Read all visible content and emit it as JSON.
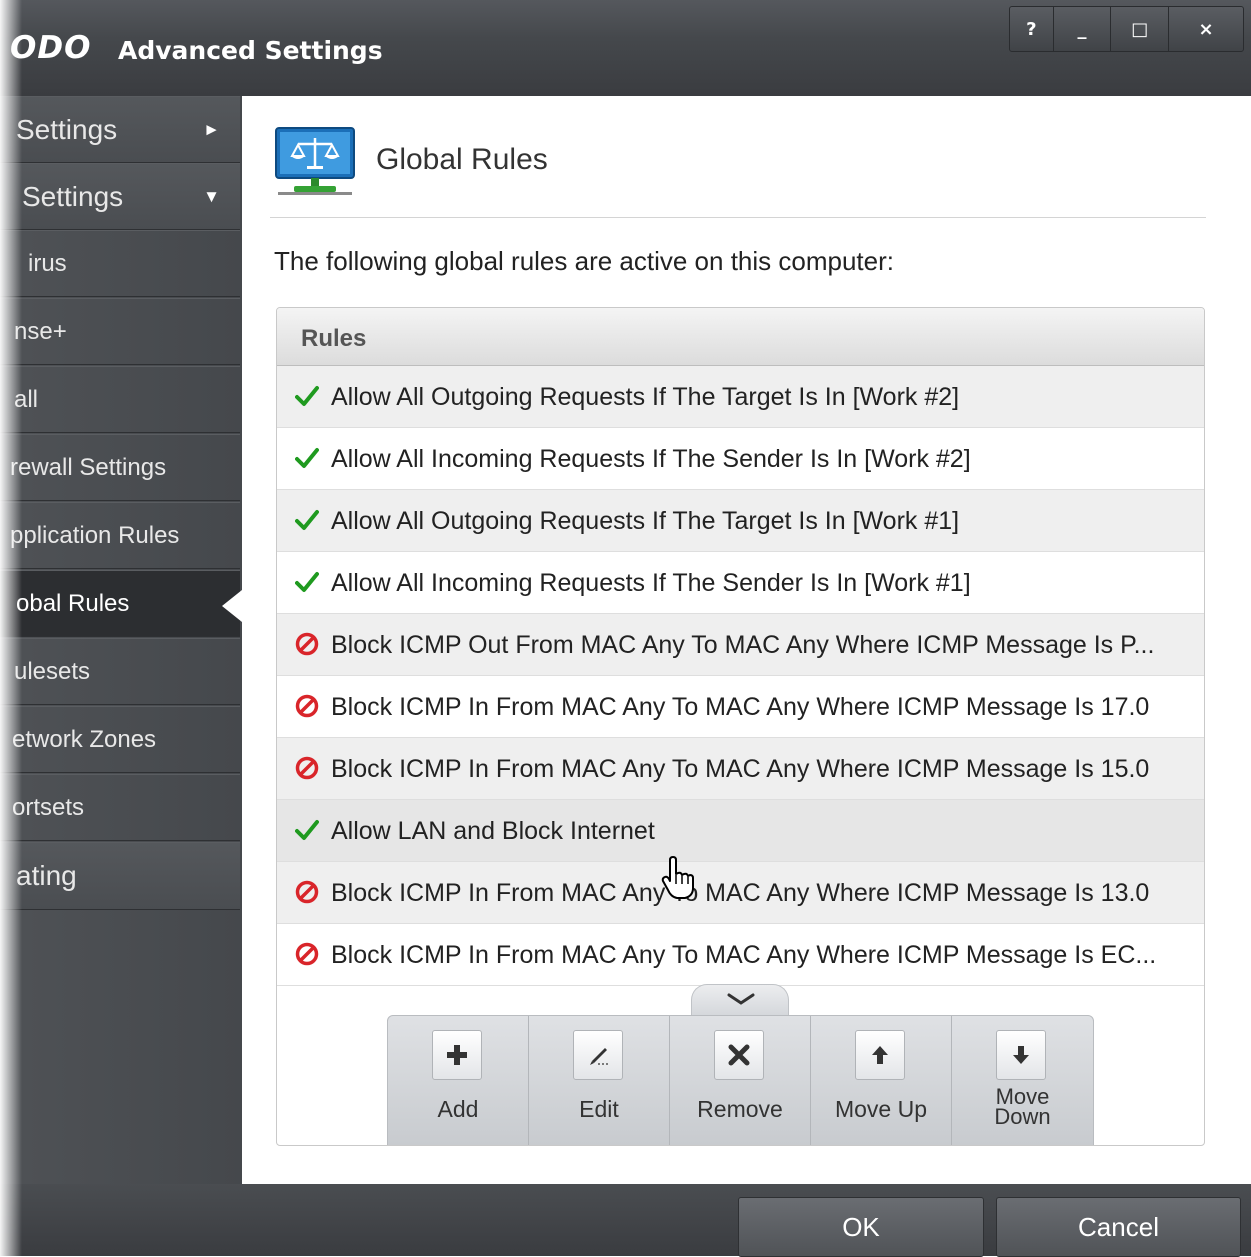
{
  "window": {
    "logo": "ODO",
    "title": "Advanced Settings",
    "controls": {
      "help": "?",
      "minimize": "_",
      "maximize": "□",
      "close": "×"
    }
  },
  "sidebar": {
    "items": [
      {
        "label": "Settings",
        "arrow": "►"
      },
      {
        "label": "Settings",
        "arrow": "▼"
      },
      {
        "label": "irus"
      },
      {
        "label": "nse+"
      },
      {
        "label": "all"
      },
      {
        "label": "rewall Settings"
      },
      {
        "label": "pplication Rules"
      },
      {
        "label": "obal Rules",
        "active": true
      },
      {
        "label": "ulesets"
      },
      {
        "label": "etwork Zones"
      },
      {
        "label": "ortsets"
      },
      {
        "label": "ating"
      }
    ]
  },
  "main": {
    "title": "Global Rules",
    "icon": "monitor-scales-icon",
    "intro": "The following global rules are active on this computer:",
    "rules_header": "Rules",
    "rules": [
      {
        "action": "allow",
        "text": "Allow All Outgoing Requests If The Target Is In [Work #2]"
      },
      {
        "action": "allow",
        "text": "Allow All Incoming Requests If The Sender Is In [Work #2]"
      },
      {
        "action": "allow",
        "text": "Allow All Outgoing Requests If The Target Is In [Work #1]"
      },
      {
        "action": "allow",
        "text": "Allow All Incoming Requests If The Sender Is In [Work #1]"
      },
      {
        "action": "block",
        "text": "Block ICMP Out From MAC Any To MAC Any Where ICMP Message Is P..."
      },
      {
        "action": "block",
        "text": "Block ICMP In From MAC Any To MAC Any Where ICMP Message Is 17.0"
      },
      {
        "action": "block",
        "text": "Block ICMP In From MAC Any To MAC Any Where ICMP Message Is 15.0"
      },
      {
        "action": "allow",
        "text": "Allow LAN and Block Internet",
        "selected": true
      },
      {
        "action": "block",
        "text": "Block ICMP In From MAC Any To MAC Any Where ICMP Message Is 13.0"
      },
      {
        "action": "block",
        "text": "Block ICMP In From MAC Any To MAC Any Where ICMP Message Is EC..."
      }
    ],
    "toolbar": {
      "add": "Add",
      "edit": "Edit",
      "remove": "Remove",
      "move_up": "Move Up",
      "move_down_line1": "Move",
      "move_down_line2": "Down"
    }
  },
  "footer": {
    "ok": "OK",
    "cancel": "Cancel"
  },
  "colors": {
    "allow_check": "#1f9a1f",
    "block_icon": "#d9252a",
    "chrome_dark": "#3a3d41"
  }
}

* * *

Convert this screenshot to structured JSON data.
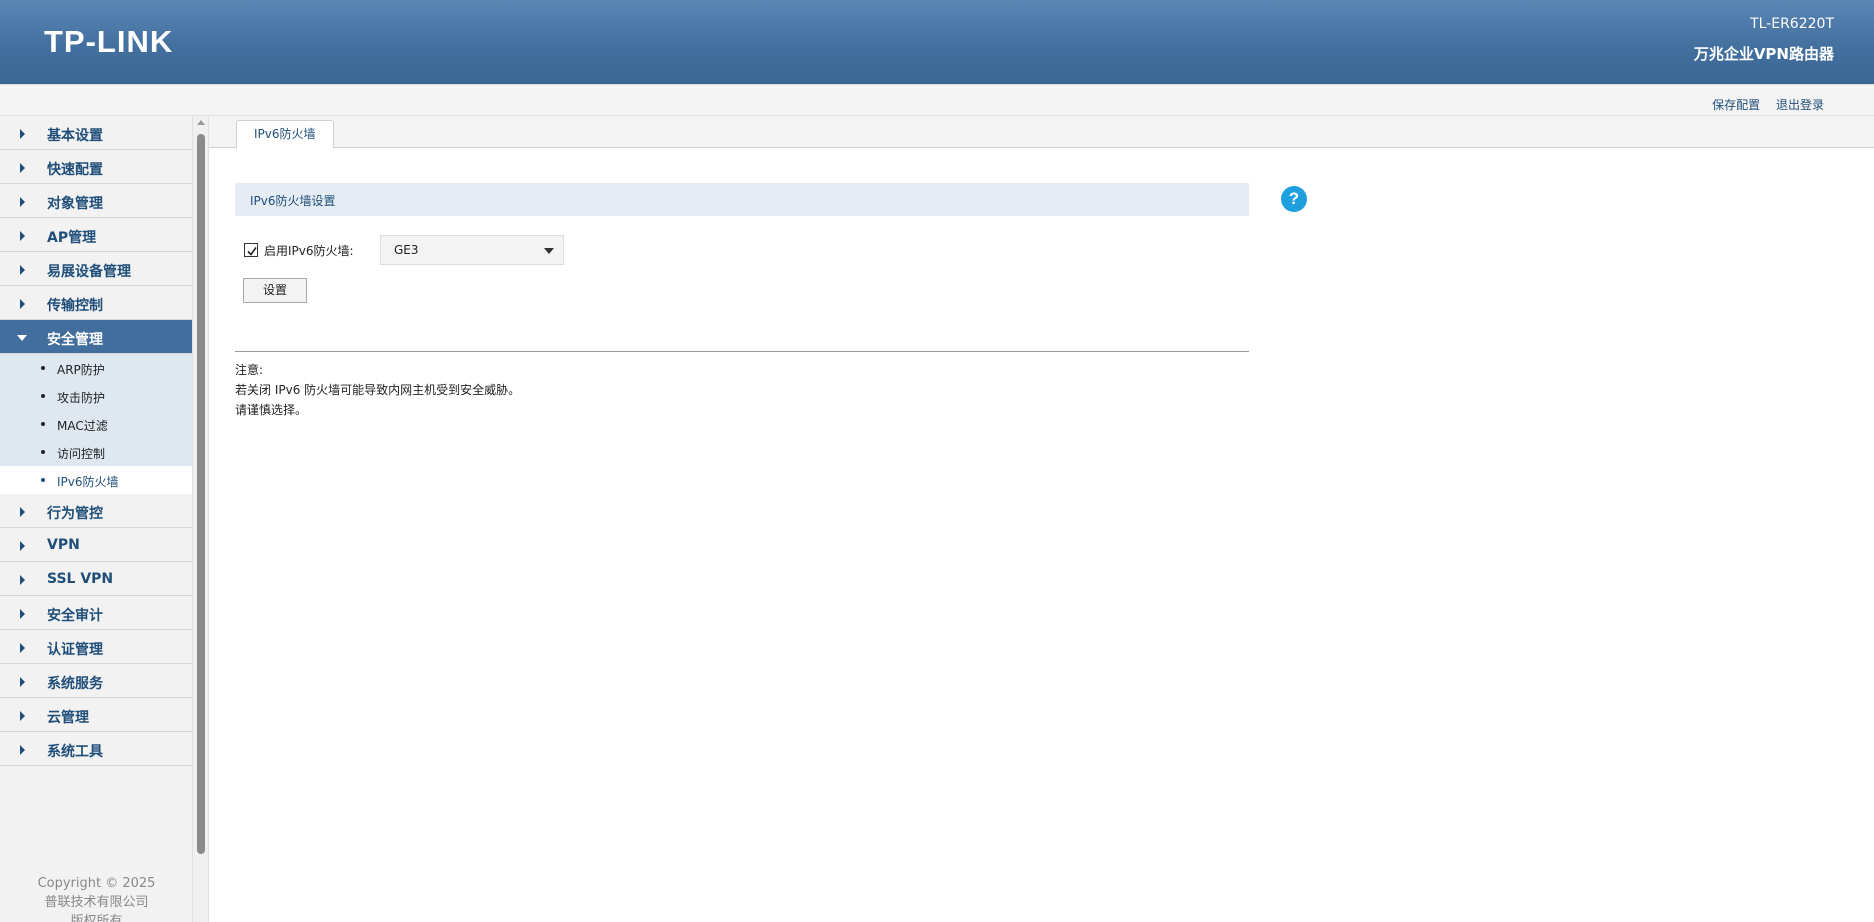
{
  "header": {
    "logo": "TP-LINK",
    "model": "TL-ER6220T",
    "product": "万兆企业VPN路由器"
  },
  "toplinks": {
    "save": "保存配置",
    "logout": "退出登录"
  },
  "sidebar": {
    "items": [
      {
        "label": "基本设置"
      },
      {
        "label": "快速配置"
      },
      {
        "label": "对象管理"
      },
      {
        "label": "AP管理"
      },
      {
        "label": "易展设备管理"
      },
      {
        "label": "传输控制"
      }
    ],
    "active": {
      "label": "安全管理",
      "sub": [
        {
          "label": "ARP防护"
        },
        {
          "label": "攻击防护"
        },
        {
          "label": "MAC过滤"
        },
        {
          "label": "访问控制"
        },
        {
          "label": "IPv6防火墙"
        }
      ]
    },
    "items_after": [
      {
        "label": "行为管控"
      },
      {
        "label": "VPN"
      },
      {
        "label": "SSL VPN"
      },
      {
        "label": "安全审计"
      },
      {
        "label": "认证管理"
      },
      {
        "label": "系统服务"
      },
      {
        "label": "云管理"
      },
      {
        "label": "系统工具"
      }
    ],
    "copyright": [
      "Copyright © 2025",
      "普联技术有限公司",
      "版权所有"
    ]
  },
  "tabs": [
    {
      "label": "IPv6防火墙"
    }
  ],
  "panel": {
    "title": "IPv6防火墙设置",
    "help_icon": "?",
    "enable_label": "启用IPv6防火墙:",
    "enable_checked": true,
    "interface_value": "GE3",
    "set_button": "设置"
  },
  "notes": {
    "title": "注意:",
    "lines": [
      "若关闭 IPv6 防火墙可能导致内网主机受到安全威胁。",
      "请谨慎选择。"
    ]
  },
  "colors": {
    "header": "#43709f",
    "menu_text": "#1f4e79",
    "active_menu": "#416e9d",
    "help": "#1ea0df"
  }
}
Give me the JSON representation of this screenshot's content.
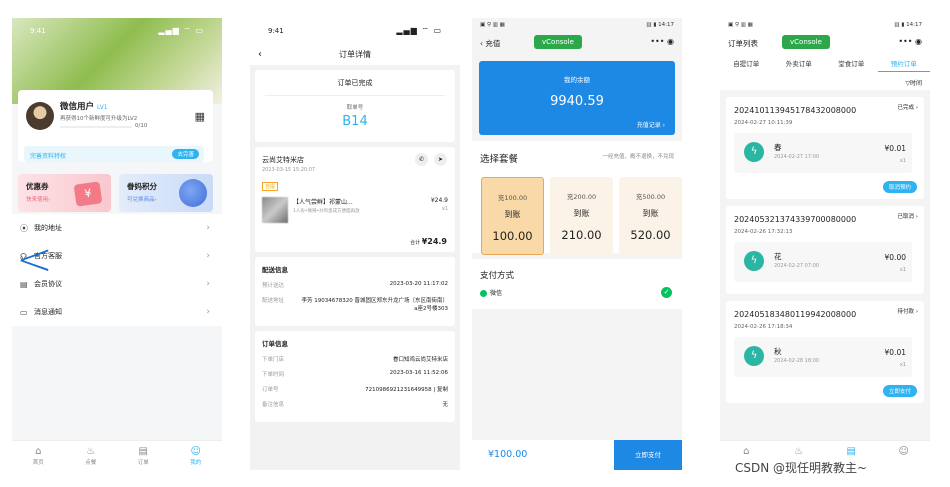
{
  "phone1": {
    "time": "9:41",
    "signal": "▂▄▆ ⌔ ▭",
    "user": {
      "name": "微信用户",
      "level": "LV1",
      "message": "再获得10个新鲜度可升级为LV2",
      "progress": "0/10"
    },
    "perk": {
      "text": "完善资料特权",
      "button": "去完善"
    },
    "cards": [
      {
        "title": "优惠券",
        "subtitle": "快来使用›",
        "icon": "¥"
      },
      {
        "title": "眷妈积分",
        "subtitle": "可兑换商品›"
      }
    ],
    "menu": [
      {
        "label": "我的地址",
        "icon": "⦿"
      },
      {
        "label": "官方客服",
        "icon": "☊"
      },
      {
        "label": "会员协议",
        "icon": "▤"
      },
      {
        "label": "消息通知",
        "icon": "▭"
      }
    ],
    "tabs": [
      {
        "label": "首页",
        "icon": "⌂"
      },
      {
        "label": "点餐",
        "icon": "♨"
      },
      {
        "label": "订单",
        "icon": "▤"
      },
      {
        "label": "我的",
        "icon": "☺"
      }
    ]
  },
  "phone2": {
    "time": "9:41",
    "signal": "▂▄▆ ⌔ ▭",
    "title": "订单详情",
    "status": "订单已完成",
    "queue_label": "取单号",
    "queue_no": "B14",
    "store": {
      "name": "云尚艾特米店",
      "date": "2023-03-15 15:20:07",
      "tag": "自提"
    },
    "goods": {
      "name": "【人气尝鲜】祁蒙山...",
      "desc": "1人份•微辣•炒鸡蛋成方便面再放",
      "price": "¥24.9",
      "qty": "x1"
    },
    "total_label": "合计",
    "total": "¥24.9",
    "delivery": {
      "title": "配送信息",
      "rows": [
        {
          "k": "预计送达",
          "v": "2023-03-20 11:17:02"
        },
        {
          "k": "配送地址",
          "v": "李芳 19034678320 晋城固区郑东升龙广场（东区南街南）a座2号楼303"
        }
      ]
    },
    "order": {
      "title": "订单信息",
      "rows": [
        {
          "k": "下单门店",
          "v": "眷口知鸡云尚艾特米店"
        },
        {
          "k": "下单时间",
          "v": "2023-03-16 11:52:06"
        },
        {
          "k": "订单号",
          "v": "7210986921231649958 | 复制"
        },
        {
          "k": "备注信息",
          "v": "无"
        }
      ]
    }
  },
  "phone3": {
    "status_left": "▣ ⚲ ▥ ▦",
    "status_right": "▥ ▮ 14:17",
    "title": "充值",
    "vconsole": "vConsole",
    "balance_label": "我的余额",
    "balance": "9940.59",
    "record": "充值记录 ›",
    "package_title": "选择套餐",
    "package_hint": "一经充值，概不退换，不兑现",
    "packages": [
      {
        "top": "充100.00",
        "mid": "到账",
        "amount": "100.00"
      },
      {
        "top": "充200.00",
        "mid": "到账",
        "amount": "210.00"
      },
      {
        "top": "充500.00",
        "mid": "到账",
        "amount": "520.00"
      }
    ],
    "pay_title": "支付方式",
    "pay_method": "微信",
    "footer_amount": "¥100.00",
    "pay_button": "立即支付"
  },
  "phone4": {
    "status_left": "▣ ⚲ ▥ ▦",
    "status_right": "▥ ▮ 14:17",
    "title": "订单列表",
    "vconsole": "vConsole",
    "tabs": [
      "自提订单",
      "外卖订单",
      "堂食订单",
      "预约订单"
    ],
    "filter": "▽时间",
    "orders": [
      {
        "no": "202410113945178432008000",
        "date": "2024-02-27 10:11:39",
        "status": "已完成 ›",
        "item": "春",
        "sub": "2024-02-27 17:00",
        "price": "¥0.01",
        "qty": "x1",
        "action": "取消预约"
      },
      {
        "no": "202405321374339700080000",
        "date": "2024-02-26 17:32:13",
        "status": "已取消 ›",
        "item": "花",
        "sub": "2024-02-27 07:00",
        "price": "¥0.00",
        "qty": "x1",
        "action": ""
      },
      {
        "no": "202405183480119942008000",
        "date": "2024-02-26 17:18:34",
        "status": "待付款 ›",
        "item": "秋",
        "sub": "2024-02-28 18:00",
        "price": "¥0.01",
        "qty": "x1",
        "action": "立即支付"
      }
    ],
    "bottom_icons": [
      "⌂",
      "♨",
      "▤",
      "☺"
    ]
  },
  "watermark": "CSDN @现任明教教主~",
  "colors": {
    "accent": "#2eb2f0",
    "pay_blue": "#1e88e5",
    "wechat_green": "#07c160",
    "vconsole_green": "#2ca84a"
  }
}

• EXERCISE BRIEF:
Each line that holds the word "Target" should be extracted from the records.

• TASK ANSWER:
        "text": "Allow All Outgoing Requests If The Target Is In [Work #2]"
        "text": "Allow All Outgoing Requests If The Target Is In [Work #1]"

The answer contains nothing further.